Short exercise. From the entries below, gather every line containing the string "первого".

[Figure data in JSON]
/---

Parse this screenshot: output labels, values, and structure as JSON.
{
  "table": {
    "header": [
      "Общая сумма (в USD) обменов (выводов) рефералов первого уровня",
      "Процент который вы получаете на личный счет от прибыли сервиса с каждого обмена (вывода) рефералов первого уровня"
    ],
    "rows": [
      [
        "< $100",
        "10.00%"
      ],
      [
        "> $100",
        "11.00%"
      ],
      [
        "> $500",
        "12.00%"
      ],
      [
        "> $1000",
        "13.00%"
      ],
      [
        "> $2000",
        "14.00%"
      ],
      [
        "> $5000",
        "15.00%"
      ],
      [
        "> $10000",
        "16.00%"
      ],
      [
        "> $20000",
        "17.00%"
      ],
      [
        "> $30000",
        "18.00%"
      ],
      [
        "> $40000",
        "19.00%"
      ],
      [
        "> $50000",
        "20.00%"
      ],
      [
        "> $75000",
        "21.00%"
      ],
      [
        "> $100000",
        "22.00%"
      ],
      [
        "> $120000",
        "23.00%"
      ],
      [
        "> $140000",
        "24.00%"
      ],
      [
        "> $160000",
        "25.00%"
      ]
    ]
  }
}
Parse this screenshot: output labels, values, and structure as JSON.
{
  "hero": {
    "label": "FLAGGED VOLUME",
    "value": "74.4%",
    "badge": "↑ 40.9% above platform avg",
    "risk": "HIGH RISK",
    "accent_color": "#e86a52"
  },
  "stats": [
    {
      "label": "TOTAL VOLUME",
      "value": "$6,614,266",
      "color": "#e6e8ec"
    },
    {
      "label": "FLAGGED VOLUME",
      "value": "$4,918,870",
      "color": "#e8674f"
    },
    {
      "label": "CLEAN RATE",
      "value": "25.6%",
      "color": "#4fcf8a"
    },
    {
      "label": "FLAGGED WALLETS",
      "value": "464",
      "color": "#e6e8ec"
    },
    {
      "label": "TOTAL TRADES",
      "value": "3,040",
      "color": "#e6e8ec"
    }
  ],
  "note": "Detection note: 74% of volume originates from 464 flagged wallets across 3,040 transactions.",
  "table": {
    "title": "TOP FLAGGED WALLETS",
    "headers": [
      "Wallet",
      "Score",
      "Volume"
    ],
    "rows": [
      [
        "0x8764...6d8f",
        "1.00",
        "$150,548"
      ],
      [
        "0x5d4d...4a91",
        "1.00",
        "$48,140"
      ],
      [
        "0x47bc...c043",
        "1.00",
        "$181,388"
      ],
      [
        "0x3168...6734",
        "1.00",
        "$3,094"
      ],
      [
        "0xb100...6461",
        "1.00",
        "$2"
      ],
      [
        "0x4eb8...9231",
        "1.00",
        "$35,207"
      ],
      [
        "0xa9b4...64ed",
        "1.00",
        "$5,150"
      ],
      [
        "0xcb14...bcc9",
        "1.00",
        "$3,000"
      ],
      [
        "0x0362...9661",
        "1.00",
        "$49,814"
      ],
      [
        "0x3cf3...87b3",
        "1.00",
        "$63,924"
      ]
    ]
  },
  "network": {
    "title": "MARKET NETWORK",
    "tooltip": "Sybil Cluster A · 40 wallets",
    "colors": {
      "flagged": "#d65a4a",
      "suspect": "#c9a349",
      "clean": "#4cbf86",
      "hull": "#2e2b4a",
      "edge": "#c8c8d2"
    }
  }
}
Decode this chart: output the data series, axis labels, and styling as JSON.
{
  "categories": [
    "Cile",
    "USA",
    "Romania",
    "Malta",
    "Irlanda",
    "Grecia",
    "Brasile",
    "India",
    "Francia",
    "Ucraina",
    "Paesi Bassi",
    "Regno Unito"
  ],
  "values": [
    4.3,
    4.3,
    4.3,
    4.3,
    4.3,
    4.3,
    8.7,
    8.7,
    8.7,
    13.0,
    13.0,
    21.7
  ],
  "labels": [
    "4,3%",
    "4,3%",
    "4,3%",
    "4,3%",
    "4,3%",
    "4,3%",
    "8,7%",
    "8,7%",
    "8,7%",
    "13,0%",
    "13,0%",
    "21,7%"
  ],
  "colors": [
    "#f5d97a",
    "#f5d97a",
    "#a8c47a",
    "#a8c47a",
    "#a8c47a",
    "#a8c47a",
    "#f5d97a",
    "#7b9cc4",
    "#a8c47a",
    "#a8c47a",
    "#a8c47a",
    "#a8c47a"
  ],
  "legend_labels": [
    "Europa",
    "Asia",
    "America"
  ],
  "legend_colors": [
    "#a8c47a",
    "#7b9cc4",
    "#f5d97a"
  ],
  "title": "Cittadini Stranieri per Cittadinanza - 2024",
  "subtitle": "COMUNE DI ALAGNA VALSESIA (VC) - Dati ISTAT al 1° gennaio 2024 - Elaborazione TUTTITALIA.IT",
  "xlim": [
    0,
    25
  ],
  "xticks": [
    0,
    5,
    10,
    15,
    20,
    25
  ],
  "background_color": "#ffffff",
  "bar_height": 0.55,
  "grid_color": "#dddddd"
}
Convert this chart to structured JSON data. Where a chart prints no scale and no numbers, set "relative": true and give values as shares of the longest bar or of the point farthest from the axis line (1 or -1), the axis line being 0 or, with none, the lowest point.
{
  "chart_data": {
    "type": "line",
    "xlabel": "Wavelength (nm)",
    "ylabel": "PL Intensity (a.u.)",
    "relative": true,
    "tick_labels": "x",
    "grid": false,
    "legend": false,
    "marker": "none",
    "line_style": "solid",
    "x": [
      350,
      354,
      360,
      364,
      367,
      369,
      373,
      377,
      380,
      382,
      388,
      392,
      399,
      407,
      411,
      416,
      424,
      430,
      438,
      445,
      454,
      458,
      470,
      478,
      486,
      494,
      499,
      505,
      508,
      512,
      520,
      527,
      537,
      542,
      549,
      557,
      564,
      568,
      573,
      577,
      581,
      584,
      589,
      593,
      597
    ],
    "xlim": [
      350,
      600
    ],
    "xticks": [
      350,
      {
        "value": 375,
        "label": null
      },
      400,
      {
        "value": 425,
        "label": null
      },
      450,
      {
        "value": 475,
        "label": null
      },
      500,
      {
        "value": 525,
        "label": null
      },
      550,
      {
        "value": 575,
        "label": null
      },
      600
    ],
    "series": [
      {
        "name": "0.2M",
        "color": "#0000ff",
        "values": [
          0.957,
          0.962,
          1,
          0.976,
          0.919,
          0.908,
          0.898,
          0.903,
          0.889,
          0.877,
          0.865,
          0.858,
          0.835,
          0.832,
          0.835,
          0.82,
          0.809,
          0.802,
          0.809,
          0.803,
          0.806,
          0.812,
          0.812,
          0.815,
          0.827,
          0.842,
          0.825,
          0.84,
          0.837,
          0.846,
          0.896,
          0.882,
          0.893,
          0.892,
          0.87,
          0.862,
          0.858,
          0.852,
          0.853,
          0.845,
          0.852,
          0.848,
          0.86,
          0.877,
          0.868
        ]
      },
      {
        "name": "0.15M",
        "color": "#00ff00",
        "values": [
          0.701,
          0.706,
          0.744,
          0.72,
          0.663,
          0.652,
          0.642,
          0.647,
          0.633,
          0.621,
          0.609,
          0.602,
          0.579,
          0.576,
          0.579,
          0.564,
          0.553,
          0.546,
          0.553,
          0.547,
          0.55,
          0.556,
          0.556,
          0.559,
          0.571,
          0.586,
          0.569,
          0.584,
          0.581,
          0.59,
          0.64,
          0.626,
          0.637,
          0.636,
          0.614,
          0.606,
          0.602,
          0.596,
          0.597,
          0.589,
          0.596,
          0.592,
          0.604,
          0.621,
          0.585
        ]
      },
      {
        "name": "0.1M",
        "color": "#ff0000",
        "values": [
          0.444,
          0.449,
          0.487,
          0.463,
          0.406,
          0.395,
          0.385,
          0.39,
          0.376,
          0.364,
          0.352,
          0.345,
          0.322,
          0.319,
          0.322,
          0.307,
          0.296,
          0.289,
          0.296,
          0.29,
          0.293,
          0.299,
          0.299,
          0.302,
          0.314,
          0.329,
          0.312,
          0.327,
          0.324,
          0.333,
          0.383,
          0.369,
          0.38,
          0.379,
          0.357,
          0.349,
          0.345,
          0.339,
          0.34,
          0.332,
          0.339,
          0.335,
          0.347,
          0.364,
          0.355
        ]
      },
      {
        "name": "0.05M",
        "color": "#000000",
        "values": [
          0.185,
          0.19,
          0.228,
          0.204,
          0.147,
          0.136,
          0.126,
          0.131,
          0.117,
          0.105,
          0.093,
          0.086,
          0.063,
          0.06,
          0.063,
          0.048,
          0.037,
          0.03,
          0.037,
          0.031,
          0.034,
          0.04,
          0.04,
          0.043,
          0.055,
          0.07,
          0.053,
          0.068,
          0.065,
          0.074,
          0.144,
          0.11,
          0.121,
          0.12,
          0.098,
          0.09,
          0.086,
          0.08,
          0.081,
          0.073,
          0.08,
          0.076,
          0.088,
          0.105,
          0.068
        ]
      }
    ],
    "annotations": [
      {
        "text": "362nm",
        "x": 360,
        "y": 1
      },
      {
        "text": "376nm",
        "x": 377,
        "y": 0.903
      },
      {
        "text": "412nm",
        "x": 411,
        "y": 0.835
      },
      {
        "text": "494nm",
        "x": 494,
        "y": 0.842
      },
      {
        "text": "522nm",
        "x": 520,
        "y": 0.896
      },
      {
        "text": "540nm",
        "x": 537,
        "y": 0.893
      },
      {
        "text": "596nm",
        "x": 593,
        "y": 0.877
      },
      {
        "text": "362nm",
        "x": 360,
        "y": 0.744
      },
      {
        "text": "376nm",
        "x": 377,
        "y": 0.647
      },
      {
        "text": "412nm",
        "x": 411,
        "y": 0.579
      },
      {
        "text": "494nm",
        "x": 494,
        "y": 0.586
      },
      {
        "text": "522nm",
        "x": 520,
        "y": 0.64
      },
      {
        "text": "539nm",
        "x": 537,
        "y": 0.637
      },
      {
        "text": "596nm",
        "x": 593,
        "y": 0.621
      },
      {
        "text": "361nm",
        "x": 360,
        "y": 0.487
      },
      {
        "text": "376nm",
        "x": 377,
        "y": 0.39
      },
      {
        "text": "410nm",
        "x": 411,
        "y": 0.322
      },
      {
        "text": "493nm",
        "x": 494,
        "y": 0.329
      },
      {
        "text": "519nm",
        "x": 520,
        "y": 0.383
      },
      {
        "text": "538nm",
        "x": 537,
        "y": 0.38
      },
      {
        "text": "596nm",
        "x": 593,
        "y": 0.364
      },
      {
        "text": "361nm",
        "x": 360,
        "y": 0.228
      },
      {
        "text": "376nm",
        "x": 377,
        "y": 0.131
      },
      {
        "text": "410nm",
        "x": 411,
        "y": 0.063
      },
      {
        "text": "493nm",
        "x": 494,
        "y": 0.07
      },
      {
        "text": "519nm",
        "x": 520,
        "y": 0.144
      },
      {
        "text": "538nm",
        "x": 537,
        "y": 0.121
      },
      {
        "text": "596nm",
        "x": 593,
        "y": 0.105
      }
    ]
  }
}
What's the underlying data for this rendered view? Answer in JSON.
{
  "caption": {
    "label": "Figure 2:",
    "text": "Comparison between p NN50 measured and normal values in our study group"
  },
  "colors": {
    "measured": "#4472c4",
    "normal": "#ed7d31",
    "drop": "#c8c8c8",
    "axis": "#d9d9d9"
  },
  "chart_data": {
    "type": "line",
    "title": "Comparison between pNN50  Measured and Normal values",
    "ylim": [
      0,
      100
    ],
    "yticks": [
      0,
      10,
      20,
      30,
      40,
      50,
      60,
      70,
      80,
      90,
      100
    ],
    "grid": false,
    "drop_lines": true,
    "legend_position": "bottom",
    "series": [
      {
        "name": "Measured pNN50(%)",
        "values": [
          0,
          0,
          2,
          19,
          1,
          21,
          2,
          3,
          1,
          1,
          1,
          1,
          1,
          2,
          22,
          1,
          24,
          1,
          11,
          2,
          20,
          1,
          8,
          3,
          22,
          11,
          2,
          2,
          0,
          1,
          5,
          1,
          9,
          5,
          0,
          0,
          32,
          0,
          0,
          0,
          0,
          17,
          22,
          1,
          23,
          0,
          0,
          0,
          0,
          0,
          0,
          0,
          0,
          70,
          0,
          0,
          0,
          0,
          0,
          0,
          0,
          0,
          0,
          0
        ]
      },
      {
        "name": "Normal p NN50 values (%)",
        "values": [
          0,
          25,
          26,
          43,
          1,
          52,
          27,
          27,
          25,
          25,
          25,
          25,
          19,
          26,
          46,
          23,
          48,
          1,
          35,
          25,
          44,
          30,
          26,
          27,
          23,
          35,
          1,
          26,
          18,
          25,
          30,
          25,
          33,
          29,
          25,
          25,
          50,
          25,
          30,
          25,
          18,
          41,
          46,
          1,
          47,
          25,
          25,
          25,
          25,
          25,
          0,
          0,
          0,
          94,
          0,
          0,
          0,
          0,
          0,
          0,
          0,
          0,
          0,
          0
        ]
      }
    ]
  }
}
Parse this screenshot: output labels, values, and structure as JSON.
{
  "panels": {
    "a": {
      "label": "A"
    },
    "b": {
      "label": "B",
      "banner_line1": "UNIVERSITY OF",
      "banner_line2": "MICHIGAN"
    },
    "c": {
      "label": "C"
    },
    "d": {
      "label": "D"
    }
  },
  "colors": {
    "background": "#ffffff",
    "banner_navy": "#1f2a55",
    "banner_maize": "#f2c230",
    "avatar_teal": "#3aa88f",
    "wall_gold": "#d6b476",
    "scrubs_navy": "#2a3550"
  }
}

\---

The output.
      "Общая сумма (в USD) обменов (выводов) рефералов первого уровня",
      "Процент который вы получаете на личный счет от прибыли сервиса с каждого обмена (вывода) рефералов первого уровня"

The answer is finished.